Description of the task: Report how many lines in the listing below include the word "corta". Write nothing besides the number.

Input records:
============================================================

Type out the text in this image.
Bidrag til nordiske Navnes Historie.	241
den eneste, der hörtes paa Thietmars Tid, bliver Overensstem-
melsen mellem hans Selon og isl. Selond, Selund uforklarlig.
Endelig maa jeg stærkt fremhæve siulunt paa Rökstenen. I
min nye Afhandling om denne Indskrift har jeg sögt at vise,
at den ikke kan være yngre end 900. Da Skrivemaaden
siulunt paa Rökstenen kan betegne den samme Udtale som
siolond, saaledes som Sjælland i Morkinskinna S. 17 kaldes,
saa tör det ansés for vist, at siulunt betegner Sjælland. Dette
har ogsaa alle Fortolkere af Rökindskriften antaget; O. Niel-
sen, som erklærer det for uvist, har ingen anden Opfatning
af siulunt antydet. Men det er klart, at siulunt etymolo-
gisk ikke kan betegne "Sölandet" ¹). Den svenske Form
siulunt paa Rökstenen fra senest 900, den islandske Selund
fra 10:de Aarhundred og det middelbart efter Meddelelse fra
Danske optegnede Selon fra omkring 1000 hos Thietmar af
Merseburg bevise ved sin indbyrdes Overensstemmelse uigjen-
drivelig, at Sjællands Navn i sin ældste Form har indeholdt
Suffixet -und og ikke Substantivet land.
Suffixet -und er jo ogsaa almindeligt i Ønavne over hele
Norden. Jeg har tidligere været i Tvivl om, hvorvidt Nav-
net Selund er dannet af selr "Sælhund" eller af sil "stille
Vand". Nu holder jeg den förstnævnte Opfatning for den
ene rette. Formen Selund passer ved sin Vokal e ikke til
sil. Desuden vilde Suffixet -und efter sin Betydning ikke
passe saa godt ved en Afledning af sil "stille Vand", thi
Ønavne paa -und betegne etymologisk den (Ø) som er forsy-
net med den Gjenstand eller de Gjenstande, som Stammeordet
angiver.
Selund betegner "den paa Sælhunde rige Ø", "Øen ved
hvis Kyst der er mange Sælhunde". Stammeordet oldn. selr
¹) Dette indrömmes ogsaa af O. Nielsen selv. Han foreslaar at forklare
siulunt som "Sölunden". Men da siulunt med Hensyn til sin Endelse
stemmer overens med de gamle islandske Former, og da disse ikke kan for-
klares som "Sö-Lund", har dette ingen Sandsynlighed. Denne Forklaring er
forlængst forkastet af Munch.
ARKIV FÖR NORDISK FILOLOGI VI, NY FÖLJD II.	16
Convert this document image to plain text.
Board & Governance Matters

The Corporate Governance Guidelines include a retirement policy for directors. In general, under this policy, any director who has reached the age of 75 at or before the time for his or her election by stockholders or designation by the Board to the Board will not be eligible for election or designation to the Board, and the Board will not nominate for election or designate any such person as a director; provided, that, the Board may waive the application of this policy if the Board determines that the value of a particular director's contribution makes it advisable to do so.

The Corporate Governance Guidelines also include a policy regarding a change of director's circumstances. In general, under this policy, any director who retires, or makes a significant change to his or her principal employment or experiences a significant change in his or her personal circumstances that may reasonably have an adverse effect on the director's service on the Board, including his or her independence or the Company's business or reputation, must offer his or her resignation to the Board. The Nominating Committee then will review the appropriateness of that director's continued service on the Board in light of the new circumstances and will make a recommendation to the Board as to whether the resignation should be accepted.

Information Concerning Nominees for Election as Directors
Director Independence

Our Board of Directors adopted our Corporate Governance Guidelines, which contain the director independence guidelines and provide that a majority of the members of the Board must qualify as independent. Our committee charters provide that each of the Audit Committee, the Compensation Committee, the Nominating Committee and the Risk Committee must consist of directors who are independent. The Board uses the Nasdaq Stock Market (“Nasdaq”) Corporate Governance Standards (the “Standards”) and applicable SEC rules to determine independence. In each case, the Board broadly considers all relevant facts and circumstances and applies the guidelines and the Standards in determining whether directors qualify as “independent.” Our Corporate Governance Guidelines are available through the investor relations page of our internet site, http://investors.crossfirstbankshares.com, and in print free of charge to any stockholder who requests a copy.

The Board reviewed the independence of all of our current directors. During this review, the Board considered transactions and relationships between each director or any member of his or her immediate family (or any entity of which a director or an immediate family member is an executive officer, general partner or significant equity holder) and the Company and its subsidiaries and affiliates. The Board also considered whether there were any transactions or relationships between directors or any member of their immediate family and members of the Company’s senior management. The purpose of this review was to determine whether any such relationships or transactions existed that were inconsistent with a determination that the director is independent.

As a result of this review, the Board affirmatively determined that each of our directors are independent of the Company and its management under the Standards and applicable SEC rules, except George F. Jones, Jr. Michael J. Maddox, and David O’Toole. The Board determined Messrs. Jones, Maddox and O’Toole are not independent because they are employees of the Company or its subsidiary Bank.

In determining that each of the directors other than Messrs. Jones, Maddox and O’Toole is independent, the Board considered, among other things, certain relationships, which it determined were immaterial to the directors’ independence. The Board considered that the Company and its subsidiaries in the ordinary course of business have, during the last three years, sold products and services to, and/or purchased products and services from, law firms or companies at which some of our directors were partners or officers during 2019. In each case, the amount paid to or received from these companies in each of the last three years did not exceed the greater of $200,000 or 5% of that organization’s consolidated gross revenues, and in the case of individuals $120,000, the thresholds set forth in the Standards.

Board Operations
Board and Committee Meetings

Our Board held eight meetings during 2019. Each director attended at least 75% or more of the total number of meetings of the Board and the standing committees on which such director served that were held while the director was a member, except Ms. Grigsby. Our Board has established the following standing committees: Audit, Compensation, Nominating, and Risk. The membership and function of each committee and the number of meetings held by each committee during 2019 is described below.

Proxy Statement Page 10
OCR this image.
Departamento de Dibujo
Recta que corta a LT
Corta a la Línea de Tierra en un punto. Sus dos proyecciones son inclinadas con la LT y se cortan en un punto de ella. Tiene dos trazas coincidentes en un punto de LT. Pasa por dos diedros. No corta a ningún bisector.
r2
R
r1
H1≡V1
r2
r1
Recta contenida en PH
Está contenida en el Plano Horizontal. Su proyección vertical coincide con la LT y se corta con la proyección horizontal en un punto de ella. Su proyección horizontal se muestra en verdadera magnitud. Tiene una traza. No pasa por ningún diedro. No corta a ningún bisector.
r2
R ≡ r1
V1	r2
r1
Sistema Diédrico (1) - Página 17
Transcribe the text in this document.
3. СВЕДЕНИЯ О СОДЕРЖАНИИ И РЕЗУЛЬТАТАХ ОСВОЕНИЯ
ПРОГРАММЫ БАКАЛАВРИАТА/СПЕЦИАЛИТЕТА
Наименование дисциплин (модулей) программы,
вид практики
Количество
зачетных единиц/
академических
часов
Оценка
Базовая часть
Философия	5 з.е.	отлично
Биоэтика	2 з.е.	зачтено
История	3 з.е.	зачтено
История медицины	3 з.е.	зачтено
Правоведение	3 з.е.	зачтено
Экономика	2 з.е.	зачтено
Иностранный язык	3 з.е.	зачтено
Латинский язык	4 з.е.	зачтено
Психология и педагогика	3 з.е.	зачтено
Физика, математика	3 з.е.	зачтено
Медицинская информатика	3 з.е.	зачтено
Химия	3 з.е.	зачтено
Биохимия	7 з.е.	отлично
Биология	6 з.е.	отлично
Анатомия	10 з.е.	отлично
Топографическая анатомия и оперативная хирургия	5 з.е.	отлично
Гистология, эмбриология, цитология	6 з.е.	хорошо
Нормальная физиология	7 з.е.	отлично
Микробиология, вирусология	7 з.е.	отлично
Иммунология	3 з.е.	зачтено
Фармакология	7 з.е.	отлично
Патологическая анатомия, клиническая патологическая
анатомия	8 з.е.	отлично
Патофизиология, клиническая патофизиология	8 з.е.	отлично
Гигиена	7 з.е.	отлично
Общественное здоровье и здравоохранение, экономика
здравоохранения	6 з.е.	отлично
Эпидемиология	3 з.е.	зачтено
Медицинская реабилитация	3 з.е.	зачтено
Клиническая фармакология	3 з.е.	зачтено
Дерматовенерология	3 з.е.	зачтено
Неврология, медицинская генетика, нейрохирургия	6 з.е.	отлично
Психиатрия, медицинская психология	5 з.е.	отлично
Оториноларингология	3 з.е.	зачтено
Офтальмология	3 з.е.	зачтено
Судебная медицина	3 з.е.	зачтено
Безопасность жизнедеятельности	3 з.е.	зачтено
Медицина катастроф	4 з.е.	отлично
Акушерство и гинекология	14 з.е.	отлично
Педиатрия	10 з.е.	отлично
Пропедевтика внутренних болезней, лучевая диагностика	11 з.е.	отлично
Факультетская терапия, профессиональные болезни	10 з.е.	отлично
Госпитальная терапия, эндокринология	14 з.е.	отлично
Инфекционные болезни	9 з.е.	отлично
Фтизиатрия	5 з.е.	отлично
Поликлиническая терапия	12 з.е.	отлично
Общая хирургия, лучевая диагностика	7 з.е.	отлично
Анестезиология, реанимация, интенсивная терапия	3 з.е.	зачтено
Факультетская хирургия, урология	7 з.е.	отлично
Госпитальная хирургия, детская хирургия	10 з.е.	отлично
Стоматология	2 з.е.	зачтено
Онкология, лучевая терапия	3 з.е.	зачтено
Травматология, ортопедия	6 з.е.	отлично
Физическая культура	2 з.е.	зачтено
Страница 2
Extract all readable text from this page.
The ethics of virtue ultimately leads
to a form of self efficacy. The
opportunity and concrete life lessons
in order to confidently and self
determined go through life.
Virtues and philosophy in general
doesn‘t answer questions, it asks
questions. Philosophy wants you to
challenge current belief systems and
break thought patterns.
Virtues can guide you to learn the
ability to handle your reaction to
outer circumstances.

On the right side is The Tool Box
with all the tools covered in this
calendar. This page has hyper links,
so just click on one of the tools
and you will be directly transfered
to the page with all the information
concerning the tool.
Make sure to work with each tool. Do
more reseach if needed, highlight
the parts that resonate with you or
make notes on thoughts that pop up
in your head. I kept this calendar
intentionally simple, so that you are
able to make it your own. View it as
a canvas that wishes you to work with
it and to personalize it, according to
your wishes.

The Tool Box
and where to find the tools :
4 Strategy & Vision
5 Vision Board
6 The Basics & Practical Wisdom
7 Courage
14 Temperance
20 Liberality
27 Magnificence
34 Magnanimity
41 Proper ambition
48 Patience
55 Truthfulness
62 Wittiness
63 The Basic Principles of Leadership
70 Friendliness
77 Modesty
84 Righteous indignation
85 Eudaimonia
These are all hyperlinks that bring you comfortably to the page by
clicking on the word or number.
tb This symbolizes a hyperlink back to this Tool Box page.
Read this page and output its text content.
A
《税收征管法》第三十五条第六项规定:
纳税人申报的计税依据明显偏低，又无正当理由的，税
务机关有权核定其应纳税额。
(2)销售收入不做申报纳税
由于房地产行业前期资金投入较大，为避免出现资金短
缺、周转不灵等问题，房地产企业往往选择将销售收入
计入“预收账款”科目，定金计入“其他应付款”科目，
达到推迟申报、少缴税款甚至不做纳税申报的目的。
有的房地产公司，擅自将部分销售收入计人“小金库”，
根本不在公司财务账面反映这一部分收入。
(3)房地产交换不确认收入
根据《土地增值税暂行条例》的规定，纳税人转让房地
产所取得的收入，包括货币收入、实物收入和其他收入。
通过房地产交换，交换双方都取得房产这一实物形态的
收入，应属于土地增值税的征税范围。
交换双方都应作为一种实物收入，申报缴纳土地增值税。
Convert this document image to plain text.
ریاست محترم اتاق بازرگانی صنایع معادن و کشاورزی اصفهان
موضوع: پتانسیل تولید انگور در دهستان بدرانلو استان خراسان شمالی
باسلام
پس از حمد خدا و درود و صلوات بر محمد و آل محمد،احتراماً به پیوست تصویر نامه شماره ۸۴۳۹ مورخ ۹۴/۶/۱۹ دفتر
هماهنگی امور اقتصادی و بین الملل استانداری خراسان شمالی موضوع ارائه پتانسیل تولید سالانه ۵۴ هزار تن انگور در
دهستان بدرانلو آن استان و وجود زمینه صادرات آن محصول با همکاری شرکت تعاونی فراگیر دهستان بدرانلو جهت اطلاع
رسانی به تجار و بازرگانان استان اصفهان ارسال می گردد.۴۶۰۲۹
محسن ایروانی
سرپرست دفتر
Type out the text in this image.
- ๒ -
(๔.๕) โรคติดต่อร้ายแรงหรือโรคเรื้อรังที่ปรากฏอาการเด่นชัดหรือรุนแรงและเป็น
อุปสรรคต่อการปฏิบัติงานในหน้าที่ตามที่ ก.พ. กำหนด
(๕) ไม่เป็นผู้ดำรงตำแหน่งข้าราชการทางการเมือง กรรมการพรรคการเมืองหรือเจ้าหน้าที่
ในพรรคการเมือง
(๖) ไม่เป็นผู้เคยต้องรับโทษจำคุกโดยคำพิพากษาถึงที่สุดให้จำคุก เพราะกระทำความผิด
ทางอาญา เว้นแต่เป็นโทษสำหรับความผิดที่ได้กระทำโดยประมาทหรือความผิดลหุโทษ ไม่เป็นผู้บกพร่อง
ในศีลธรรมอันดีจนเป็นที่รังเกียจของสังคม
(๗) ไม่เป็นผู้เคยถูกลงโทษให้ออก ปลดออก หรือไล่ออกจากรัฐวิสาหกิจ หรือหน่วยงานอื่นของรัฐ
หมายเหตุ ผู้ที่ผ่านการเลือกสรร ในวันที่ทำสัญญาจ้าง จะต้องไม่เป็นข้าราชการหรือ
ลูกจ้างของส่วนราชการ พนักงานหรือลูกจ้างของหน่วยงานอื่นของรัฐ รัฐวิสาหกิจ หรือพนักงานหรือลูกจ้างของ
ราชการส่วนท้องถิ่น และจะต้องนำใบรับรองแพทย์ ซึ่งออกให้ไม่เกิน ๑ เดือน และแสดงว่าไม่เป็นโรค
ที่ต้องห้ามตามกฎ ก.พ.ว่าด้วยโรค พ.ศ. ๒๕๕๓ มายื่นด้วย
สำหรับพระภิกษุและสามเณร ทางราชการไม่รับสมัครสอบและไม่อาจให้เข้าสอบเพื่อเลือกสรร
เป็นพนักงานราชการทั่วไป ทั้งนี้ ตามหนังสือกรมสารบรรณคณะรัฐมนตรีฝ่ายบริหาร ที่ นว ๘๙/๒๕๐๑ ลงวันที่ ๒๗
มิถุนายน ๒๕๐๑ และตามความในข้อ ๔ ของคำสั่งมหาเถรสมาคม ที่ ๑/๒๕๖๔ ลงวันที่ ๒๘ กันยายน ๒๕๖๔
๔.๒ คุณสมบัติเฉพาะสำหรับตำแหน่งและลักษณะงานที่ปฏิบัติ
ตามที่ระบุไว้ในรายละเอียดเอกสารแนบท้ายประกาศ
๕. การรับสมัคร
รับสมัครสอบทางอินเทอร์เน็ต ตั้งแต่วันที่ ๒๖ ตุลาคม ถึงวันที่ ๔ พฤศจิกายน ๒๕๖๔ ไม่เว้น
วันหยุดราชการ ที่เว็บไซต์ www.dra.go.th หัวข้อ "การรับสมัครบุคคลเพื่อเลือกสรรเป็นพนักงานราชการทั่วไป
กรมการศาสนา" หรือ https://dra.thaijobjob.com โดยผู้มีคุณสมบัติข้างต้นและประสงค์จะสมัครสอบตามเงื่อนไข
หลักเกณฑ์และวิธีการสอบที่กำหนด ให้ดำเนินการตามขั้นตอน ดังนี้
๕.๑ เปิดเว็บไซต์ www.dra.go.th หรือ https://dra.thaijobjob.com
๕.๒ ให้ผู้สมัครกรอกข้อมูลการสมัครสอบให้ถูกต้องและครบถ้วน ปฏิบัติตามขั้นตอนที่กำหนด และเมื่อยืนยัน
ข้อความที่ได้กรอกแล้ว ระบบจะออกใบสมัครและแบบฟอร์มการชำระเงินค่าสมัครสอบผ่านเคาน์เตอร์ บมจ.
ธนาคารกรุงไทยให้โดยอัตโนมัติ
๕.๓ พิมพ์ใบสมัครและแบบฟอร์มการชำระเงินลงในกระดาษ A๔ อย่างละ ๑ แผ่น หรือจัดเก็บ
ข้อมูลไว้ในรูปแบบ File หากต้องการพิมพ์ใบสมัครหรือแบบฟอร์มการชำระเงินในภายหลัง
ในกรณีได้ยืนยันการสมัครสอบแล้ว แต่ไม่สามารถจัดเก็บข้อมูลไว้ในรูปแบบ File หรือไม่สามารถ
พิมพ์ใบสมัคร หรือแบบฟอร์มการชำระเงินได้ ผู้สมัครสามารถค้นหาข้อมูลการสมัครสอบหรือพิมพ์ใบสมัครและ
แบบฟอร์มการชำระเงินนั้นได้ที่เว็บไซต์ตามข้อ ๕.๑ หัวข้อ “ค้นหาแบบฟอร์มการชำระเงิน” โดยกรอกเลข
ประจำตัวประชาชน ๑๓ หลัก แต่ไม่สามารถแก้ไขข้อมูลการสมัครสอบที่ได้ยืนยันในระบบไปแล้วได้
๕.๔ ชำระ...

============================================================

Exercise answer: 3